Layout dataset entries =
____________________

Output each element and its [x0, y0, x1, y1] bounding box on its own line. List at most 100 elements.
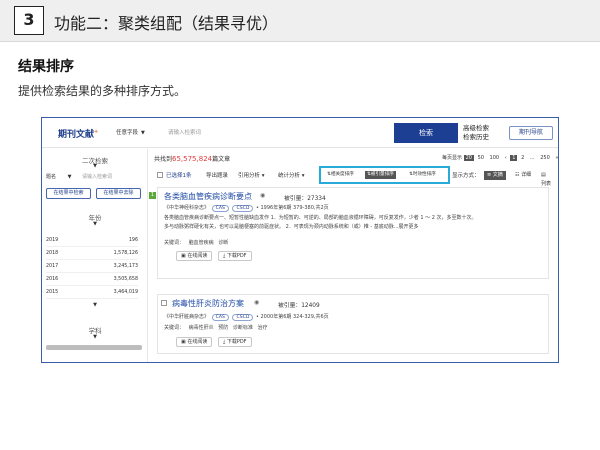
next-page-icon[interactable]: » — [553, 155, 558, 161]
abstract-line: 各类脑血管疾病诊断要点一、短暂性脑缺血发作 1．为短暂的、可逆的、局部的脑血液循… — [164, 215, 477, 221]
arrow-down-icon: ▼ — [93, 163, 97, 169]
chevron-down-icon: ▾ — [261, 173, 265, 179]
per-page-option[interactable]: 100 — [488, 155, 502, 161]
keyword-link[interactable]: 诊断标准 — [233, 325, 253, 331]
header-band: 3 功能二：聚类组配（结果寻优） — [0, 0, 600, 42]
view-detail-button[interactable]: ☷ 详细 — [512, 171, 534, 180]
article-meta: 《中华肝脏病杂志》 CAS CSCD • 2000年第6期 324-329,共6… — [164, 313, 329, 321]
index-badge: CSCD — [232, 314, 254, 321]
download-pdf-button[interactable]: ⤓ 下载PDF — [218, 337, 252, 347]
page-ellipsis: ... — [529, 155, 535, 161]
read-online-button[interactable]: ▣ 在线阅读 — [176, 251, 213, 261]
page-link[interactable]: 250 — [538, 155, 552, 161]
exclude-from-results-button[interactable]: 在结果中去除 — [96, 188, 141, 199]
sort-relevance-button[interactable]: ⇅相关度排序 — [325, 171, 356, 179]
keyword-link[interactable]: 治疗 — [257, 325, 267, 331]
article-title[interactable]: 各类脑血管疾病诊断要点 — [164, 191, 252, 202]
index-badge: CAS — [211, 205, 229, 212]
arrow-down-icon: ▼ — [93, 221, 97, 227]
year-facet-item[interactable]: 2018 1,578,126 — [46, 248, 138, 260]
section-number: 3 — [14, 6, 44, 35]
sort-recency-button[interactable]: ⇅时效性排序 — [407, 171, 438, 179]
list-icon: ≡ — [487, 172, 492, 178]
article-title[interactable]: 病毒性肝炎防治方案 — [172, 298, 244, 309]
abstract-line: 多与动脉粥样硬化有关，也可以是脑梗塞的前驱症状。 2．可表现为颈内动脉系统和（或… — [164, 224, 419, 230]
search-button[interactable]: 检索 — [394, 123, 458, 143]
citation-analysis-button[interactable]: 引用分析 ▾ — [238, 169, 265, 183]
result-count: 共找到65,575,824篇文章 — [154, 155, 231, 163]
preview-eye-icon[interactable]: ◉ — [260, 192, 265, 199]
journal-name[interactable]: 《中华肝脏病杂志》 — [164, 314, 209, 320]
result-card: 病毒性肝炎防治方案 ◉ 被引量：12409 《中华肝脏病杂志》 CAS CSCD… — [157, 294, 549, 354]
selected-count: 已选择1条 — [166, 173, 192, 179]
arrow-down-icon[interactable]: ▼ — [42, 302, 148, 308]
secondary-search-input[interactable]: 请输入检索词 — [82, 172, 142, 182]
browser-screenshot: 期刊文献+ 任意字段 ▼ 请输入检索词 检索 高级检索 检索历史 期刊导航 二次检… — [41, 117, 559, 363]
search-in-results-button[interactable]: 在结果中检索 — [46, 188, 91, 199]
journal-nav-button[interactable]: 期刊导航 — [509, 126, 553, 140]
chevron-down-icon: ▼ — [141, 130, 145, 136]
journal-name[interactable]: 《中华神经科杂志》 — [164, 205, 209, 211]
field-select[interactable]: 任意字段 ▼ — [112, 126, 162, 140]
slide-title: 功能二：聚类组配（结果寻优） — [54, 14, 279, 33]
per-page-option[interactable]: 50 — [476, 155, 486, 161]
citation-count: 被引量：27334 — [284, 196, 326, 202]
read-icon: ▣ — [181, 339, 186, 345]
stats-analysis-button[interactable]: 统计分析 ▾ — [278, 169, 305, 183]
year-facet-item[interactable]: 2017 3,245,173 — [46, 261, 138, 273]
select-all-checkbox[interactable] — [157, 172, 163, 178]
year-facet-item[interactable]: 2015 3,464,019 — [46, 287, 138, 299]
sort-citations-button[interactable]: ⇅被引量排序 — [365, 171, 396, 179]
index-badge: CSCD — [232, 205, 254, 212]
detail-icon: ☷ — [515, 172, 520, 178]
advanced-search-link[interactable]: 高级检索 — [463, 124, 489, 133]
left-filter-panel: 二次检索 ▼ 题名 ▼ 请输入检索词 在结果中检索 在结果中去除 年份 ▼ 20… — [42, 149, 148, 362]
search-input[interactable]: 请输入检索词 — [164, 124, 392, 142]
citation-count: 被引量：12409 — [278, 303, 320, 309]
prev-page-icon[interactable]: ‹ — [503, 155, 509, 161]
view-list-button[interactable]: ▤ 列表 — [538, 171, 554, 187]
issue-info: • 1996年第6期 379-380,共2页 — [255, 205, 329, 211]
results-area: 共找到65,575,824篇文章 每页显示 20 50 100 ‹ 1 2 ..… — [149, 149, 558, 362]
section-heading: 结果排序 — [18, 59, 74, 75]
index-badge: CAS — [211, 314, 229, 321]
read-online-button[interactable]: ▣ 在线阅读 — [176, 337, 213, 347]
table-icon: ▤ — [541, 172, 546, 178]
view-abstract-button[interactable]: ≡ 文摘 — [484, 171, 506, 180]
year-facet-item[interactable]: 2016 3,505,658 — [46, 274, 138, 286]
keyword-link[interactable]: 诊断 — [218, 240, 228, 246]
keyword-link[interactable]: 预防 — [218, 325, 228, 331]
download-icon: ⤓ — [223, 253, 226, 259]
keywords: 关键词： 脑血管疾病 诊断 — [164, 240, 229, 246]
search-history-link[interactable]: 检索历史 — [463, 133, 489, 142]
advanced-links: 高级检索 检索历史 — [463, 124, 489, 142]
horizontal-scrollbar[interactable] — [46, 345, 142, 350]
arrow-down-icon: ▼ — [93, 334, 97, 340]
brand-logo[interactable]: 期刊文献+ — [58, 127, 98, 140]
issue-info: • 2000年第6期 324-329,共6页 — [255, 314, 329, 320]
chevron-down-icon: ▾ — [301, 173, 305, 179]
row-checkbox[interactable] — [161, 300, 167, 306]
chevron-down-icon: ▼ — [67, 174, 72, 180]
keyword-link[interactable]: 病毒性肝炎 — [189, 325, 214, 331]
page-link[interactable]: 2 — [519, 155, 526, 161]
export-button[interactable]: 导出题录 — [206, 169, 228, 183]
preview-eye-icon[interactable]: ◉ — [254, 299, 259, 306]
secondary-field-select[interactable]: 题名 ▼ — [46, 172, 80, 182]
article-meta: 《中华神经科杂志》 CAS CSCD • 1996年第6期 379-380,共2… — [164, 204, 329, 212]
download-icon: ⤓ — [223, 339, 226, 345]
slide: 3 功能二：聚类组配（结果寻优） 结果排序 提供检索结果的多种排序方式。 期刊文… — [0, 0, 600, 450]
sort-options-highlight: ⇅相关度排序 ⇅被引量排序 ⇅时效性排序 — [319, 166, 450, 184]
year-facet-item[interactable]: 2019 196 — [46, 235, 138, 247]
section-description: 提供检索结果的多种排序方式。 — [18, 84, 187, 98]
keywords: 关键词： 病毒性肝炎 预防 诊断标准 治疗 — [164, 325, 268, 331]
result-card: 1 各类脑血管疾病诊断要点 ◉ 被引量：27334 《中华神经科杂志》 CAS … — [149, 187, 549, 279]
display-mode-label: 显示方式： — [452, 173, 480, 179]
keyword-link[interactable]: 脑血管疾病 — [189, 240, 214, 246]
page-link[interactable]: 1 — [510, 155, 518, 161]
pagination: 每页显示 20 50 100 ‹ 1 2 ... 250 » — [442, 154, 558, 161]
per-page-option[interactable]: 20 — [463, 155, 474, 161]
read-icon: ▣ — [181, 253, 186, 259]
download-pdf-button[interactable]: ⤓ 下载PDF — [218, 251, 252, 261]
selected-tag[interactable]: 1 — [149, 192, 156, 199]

____________________

Written instruction = Report how many lines of the rows above contain the string "name", counting only matches in the same case. Give the number and nothing else.

Complete answer = 2